Extracted data entries:
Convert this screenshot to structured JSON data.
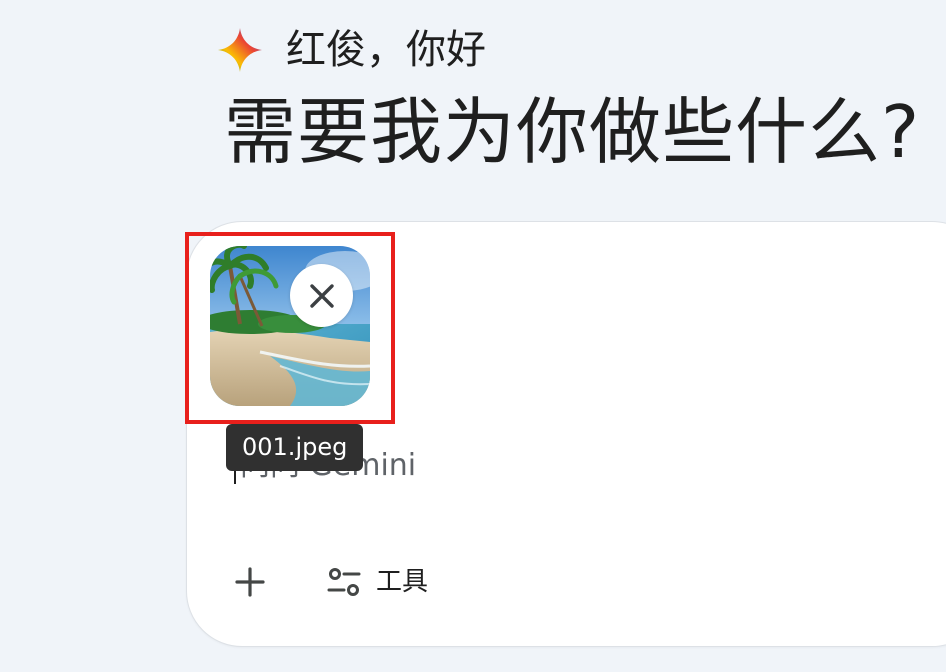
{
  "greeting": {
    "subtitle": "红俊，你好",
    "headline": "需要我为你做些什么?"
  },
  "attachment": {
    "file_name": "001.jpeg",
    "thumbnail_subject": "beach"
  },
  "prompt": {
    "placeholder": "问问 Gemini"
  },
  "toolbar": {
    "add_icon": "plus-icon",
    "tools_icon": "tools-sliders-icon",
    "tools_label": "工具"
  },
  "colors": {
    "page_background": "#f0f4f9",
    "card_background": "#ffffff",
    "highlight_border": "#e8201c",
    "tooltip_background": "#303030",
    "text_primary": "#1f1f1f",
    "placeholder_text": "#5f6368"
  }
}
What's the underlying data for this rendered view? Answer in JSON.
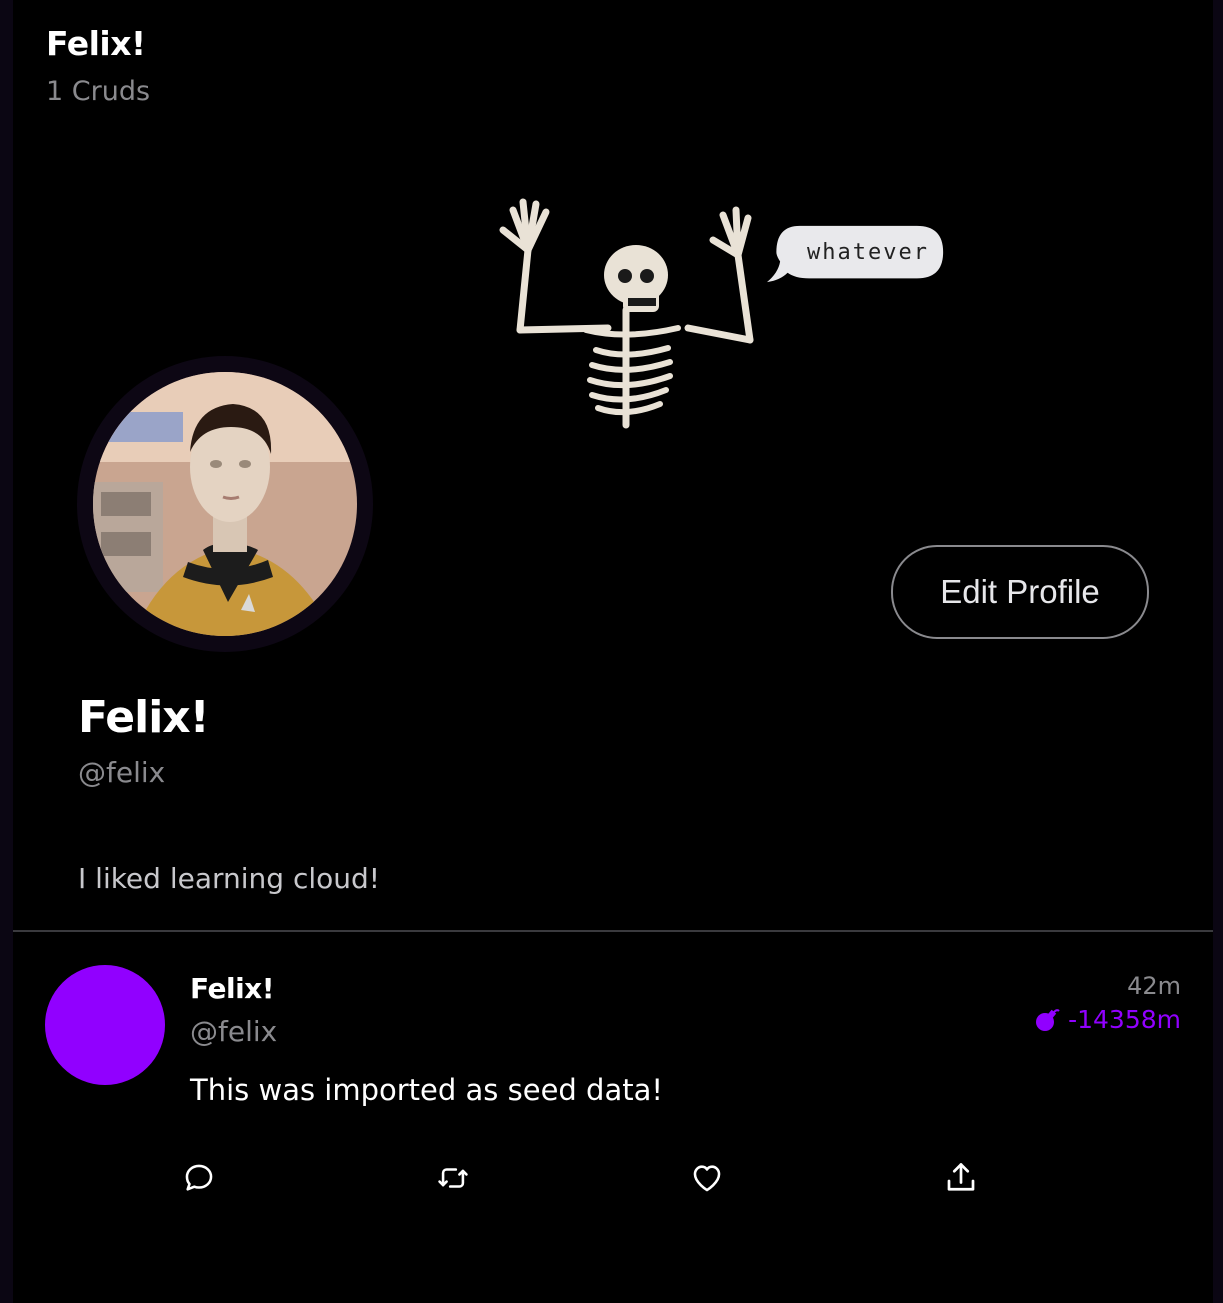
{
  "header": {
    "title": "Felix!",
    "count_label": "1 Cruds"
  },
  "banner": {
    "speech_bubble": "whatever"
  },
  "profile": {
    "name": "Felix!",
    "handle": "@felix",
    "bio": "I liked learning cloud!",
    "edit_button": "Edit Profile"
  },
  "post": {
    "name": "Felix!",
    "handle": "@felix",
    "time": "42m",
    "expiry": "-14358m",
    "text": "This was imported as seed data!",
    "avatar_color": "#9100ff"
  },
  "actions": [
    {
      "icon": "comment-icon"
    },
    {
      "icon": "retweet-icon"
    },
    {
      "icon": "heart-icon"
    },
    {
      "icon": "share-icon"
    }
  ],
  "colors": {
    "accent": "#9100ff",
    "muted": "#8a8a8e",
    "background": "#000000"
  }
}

==

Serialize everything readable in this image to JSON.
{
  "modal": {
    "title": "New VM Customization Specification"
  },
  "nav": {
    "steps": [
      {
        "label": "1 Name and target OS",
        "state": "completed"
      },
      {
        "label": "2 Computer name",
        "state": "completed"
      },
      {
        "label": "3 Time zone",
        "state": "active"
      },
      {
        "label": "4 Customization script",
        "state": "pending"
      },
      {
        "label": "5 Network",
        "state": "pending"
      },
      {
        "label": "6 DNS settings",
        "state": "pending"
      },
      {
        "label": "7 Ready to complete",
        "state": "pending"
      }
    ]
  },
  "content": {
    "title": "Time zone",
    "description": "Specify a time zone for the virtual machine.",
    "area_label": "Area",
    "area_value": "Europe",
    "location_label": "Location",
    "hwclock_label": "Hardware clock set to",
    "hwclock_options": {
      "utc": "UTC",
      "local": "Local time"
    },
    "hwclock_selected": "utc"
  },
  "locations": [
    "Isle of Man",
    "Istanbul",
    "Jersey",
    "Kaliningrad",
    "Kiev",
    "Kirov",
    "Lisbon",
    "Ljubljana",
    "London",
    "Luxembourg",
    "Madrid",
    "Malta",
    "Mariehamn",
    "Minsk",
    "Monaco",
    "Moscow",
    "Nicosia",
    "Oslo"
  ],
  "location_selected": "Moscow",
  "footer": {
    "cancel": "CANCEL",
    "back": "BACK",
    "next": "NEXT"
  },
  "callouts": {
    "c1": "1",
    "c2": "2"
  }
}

* **EXERCISE REQUIREMENTS**
List every line above that contains the word "JSON".

* **WRITTEN SOLUTION**
Convert this screenshot to structured JSON data.
What's the underlying data for this rendered view? Answer in JSON.
Serialize everything readable in this image to JSON.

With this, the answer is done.